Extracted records

● ● ● ●

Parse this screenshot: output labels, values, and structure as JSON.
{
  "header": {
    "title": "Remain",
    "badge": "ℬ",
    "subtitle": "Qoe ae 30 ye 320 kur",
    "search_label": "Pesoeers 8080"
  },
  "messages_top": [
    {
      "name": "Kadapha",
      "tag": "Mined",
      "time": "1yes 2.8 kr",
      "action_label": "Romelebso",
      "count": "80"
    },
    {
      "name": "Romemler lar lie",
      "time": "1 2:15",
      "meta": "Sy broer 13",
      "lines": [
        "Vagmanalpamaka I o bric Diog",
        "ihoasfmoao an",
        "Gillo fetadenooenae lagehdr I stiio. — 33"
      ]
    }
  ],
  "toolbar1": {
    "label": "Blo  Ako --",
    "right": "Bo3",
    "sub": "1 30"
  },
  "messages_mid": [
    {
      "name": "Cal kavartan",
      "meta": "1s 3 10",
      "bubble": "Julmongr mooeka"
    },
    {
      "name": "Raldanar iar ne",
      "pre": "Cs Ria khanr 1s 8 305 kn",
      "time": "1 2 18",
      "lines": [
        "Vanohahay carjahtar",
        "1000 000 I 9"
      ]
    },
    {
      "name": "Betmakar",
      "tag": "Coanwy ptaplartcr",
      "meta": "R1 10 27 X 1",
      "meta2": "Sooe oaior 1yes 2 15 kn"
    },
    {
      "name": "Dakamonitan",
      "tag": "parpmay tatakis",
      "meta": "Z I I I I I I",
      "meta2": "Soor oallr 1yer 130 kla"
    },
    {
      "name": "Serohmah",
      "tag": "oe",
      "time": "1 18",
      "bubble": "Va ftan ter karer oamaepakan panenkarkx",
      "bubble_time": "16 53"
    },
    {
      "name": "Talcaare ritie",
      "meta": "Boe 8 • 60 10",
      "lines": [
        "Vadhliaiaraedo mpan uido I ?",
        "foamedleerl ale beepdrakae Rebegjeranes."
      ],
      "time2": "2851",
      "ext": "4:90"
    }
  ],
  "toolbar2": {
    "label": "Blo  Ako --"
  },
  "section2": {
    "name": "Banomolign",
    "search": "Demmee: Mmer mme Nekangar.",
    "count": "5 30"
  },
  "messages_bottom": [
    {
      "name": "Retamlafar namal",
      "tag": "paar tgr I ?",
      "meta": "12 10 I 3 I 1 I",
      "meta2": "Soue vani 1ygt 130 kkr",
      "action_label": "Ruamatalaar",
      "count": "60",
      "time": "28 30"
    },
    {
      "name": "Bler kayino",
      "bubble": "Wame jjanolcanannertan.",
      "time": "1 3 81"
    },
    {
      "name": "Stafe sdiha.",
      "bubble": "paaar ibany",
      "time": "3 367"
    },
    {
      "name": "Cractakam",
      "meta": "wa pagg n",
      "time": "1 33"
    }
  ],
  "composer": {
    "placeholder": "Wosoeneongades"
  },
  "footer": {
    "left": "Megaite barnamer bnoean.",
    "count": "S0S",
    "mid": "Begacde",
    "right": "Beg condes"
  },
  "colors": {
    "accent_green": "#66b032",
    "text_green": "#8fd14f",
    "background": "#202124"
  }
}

● ● ● ●

Written instruction
Every entry must be quoted exactly as it appears above.

Output below
Parse this screenshot: output labels, values, and structure as JSON.
{
  "header": {
    "title": "Remain",
    "badge": "ℬ",
    "subtitle": "Qoe ae 30 ye 320 kur",
    "search_label": "Pesoeers 8080"
  },
  "messages_top": [
    {
      "name": "Kadapha",
      "tag": "Mined",
      "time": "1yes 2.8 kr",
      "action_label": "Romelebso",
      "count": "80"
    },
    {
      "name": "Romemler lar lie",
      "time": "1 2:15",
      "meta": "Sy broer 13",
      "lines": [
        "Vagmanalpamaka I o bric Diog",
        "ihoasfmoao an",
        "Gillo fetadenooenae lagehdr I stiio. — 33"
      ]
    }
  ],
  "toolbar1": {
    "label": "Blo  Ako --",
    "right": "Bo3",
    "sub": "1 30"
  },
  "messages_mid": [
    {
      "name": "Cal kavartan",
      "meta": "1s 3 10",
      "bubble": "Julmongr mooeka"
    },
    {
      "name": "Raldanar iar ne",
      "pre": "Cs Ria khanr 1s 8 305 kn",
      "time": "1 2 18",
      "lines": [
        "Vanohahay carjahtar",
        "1000 000 I 9"
      ]
    },
    {
      "name": "Betmakar",
      "tag": "Coanwy ptaplartcr",
      "meta": "R1 10 27 X 1",
      "meta2": "Sooe oaior 1yes 2 15 kn"
    },
    {
      "name": "Dakamonitan",
      "tag": "parpmay tatakis",
      "meta": "Z I I I I I I",
      "meta2": "Soor oallr 1yer 130 kla"
    },
    {
      "name": "Serohmah",
      "tag": "oe",
      "time": "1 18",
      "bubble": "Va ftan ter karer oamaepakan panenkarkx",
      "bubble_time": "16 53"
    },
    {
      "name": "Talcaare ritie",
      "meta": "Boe 8 • 60 10",
      "lines": [
        "Vadhliaiaraedo mpan uido I ?",
        "foamedleerl ale beepdrakae Rebegjeranes."
      ],
      "time2": "2851",
      "ext": "4:90"
    }
  ],
  "toolbar2": {
    "label": "Blo  Ako --"
  },
  "section2": {
    "name": "Banomolign",
    "search": "Demmee: Mmer mme Nekangar.",
    "count": "5 30"
  },
  "messages_bottom": [
    {
      "name": "Retamlafar namal",
      "tag": "paar tgr I ?",
      "meta": "12 10 I 3 I 1 I",
      "meta2": "Soue vani 1ygt 130 kkr",
      "action_label": "Ruamatalaar",
      "count": "60",
      "time": "28 30"
    },
    {
      "name": "Bler kayino",
      "bubble": "Wame jjanolcanannertan.",
      "time": "1 3 81"
    },
    {
      "name": "Stafe sdiha.",
      "bubble": "paaar ibany",
      "time": "3 367"
    },
    {
      "name": "Cractakam",
      "meta": "wa pagg n",
      "time": "1 33"
    }
  ],
  "composer": {
    "placeholder": "Wosoeneongades"
  },
  "footer": {
    "left": "Megaite barnamer bnoean.",
    "count": "S0S",
    "mid": "Begacde",
    "right": "Beg condes"
  },
  "colors": {
    "accent_green": "#66b032",
    "text_green": "#8fd14f",
    "background": "#202124"
  }
}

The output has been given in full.